— Exercise brief —
Word for word, restate every entry that follows.

— Dataset —
--*--
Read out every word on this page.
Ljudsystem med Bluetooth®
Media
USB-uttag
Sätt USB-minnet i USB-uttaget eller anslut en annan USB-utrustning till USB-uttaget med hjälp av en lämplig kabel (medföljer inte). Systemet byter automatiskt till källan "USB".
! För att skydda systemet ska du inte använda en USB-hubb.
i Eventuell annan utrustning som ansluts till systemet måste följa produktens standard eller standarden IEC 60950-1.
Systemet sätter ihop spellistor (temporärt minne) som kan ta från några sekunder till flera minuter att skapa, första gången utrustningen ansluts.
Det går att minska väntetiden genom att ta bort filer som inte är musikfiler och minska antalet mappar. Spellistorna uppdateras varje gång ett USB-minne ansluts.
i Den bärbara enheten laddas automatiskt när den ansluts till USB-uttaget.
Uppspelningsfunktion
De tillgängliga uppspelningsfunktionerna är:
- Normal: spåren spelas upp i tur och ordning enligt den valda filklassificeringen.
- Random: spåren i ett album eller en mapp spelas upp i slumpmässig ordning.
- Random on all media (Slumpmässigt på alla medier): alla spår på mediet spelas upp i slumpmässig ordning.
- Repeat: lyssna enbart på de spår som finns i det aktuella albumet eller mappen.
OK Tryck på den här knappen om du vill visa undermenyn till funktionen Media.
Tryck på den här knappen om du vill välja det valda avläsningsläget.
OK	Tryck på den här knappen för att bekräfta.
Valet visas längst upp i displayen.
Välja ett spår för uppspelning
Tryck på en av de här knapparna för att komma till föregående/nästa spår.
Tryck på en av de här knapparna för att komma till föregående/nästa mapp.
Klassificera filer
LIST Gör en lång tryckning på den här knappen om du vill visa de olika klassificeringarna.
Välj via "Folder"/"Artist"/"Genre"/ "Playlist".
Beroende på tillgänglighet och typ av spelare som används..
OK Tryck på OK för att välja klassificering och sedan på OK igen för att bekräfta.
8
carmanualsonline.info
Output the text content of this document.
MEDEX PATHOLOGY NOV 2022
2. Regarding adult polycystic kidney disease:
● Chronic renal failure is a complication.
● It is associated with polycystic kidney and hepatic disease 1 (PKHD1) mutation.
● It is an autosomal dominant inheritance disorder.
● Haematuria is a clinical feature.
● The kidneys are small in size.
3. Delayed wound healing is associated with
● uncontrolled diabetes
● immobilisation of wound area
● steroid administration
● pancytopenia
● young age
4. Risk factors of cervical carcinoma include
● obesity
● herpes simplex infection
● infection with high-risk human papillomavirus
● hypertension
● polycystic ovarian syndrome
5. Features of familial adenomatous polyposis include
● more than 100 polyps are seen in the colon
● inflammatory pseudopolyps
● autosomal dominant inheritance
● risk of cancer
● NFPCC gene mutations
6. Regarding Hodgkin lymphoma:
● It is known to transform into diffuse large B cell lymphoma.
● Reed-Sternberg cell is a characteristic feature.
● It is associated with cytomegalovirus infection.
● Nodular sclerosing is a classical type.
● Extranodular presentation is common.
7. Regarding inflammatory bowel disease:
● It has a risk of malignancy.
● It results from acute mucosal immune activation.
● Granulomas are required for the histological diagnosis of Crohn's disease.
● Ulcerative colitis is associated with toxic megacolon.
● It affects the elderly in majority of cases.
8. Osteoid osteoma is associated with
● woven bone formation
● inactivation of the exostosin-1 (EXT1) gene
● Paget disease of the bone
--*--
— Reply —
Read out every word on this page.
Ljudsystem med Bluetooth®
Media
USB-uttag
Sätt USB-minnet i USB-uttaget eller anslut en annan USB-utrustning till USB-uttaget med hjälp av en lämplig kabel (medföljer inte). Systemet byter automatiskt till källan "USB".
! För att skydda systemet ska du inte använda en USB-hubb.
i Eventuell annan utrustning som ansluts till systemet måste följa produktens standard eller standarden IEC 60950-1.
Systemet sätter ihop spellistor (temporärt minne) som kan ta från några sekunder till flera minuter att skapa, första gången utrustningen ansluts.
Det går att minska väntetiden genom att ta bort filer som inte är musikfiler och minska antalet mappar. Spellistorna uppdateras varje gång ett USB-minne ansluts.
i Den bärbara enheten laddas automatiskt när den ansluts till USB-uttaget.
Uppspelningsfunktion
De tillgängliga uppspelningsfunktionerna är:
- Normal: spåren spelas upp i tur och ordning enligt den valda filklassificeringen.
- Random: spåren i ett album eller en mapp spelas upp i slumpmässig ordning.
- Random on all media (Slumpmässigt på alla medier): alla spår på mediet spelas upp i slumpmässig ordning.
- Repeat: lyssna enbart på de spår som finns i det aktuella albumet eller mappen.
OK Tryck på den här knappen om du vill visa undermenyn till funktionen Media.
Tryck på den här knappen om du vill välja det valda avläsningsläget.
OK	Tryck på den här knappen för att bekräfta.
Valet visas längst upp i displayen.
Välja ett spår för uppspelning
Tryck på en av de här knapparna för att komma till föregående/nästa spår.
Tryck på en av de här knapparna för att komma till föregående/nästa mapp.
Klassificera filer
LIST Gör en lång tryckning på den här knappen om du vill visa de olika klassificeringarna.
Välj via "Folder"/"Artist"/"Genre"/ "Playlist".
Beroende på tillgänglighet och typ av spelare som används..
OK Tryck på OK för att välja klassificering och sedan på OK igen för att bekräfta.
8
carmanualsonline.info
Output the text content of this document.
MEDEX PATHOLOGY NOV 2022
2. Regarding adult polycystic kidney disease:
● Chronic renal failure is a complication.
● It is associated with polycystic kidney and hepatic disease 1 (PKHD1) mutation.
● It is an autosomal dominant inheritance disorder.
● Haematuria is a clinical feature.
● The kidneys are small in size.
3. Delayed wound healing is associated with
● uncontrolled diabetes
● immobilisation of wound area
● steroid administration
● pancytopenia
● young age
4. Risk factors of cervical carcinoma include
● obesity
● herpes simplex infection
● infection with high-risk human papillomavirus
● hypertension
● polycystic ovarian syndrome
5. Features of familial adenomatous polyposis include
● more than 100 polyps are seen in the colon
● inflammatory pseudopolyps
● autosomal dominant inheritance
● risk of cancer
● NFPCC gene mutations
6. Regarding Hodgkin lymphoma:
● It is known to transform into diffuse large B cell lymphoma.
● Reed-Sternberg cell is a characteristic feature.
● It is associated with cytomegalovirus infection.
● Nodular sclerosing is a classical type.
● Extranodular presentation is common.
7. Regarding inflammatory bowel disease:
● It has a risk of malignancy.
● It results from acute mucosal immune activation.
● Granulomas are required for the histological diagnosis of Crohn's disease.
● Ulcerative colitis is associated with toxic megacolon.
● It affects the elderly in majority of cases.
8. Osteoid osteoma is associated with
● woven bone formation
● inactivation of the exostosin-1 (EXT1) gene
● Paget disease of the bone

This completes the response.